- _DESCRIPTION OF THE TASK_
Read the records below and copy each line that contains "olive".

- _RECORDS FOR PROCESSING_
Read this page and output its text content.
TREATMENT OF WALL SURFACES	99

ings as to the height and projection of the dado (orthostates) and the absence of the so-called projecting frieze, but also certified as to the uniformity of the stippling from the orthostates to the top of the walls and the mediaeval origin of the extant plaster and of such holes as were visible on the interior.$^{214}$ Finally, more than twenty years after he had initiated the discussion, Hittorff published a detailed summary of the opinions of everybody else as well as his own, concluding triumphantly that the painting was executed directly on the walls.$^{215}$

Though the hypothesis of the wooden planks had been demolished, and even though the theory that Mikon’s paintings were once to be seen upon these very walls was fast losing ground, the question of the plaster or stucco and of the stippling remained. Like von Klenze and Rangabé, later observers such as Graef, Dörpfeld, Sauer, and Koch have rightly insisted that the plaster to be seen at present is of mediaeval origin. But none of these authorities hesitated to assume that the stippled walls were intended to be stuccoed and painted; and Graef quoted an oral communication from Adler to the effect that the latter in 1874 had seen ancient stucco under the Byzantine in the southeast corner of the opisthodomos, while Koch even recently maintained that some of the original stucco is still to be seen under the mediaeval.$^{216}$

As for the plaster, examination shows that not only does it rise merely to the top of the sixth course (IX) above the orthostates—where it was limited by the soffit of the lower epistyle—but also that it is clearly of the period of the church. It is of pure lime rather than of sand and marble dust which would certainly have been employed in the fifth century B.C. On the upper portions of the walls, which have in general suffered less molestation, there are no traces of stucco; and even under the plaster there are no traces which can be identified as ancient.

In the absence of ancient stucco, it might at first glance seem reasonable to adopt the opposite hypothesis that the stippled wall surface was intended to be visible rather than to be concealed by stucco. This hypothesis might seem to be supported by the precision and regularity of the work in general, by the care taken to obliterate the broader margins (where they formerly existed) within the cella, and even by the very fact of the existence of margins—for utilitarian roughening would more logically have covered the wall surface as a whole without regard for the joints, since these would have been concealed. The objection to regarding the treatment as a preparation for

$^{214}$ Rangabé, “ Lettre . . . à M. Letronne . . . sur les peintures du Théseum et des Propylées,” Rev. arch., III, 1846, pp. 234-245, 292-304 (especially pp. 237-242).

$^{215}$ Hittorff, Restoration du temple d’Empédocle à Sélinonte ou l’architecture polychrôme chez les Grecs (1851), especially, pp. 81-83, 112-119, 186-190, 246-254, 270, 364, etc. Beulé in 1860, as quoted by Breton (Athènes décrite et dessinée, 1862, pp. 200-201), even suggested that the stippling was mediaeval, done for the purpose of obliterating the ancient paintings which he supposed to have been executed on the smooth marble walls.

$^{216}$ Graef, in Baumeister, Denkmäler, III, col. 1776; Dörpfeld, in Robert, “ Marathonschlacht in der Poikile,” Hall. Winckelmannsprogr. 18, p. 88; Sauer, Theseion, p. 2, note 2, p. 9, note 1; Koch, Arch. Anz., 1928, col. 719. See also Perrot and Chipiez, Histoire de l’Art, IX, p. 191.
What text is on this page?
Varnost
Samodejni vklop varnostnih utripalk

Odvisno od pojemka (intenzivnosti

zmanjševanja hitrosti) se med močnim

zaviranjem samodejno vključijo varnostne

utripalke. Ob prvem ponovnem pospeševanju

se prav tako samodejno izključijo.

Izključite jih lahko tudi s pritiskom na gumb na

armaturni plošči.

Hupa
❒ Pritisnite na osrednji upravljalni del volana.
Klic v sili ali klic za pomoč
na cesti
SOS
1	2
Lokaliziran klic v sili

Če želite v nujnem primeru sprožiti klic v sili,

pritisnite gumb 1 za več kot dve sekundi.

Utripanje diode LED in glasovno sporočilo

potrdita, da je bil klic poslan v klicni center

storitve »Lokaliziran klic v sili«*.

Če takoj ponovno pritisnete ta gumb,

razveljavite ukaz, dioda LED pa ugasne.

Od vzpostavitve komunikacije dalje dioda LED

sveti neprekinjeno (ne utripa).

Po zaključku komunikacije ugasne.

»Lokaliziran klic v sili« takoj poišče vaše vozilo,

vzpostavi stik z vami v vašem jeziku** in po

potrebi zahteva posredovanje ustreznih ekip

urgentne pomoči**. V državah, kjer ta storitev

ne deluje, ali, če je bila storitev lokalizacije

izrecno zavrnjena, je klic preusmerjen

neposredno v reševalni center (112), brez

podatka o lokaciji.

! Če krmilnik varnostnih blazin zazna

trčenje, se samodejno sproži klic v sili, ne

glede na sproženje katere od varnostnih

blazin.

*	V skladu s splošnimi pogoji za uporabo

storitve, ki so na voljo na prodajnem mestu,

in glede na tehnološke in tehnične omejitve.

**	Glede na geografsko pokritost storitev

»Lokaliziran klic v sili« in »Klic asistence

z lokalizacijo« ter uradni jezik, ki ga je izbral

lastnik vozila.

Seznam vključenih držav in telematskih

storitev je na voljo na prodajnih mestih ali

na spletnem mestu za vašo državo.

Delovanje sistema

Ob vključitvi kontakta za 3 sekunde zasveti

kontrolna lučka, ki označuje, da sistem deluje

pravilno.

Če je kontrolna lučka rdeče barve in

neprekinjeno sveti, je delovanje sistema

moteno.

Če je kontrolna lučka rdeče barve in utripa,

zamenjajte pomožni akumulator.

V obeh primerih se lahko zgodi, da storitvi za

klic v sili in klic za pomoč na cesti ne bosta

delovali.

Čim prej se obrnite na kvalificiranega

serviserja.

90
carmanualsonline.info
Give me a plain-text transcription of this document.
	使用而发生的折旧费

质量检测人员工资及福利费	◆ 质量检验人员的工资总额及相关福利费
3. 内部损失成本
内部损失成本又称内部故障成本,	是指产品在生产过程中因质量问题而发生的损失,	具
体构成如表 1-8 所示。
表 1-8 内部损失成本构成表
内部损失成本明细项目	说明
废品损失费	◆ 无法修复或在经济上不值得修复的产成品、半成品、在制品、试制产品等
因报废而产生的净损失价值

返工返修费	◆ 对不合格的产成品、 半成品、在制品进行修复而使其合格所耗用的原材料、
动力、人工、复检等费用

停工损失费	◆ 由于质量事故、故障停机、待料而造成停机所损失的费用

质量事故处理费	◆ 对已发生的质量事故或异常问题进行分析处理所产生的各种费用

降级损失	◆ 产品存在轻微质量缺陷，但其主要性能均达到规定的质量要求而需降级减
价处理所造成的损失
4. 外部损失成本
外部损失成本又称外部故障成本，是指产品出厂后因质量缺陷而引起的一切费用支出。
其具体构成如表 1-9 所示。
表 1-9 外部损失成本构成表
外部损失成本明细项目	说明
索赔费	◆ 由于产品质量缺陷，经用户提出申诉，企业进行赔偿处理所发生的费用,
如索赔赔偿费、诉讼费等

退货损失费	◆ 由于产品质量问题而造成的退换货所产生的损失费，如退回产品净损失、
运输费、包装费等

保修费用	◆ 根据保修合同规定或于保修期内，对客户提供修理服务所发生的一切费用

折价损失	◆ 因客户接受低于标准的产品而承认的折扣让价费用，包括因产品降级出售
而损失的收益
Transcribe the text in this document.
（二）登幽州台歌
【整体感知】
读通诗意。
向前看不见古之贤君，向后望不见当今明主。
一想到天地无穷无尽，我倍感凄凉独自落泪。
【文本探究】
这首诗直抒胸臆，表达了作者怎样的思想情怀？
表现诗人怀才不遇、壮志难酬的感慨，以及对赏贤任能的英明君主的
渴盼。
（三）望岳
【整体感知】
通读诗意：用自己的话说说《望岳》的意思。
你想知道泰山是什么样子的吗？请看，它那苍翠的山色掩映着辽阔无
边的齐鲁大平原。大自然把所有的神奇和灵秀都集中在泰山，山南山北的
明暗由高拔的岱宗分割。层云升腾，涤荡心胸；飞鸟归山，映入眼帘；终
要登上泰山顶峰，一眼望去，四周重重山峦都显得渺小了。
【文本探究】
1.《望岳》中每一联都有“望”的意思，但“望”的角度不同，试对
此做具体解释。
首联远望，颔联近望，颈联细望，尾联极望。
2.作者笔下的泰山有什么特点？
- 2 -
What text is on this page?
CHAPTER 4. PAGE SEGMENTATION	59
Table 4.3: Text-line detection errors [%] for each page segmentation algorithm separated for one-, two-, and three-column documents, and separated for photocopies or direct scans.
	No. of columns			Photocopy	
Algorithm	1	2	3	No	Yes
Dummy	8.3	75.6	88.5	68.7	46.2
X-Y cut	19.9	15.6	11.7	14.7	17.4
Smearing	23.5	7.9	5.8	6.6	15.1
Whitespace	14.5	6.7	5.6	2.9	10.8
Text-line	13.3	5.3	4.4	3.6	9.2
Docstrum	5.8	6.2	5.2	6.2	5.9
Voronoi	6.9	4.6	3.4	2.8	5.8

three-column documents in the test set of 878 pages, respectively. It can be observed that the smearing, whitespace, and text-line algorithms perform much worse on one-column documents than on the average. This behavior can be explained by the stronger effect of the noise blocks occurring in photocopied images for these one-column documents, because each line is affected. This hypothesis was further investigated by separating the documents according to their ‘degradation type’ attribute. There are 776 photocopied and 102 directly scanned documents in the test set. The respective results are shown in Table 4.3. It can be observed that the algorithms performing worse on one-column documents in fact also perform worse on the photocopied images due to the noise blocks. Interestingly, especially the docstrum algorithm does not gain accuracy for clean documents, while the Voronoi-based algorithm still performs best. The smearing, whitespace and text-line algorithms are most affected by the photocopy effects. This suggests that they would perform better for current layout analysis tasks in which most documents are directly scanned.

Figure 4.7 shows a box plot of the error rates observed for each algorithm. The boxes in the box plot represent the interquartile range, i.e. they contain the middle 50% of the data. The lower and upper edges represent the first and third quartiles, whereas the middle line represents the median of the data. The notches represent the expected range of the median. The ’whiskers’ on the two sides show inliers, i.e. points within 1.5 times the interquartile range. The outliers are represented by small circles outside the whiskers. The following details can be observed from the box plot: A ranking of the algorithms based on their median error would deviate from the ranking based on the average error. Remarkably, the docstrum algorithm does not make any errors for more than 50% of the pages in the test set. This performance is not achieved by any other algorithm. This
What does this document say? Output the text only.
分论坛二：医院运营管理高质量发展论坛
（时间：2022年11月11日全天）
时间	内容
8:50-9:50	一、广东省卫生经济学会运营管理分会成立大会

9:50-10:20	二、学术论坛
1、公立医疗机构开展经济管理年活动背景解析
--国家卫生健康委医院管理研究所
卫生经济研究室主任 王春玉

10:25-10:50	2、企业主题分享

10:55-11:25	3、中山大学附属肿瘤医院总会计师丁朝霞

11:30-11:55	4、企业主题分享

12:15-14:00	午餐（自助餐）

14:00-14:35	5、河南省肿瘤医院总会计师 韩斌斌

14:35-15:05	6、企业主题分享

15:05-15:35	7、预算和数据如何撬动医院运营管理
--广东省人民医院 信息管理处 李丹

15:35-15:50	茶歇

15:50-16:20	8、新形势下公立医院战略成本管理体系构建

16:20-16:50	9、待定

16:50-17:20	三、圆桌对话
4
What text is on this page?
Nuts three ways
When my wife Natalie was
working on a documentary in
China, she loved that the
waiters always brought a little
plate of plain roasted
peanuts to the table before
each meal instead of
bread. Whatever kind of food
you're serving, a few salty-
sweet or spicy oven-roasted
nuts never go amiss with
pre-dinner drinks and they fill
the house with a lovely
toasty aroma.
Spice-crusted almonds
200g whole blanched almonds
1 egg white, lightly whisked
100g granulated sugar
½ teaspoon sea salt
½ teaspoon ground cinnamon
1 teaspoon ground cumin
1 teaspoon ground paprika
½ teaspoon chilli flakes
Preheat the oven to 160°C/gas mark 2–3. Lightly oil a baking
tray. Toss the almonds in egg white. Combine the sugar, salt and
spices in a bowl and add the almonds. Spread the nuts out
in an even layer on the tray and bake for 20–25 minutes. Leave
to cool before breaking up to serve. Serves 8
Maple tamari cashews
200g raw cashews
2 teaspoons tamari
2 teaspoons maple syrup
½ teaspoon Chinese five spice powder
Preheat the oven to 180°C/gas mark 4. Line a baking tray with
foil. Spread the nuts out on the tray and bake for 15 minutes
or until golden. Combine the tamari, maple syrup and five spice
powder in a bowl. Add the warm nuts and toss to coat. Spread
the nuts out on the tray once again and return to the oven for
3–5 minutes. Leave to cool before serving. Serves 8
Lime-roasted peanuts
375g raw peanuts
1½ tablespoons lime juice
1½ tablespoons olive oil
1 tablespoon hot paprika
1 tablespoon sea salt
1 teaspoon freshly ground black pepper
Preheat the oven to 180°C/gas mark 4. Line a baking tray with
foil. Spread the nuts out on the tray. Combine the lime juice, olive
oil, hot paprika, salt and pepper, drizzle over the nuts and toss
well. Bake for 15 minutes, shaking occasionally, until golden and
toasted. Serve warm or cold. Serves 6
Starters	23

- _RESULT OF THE EXERCISE_
1½ tablespoons olive oil
foil. Spread the nuts out on the tray. Combine the lime juice, olive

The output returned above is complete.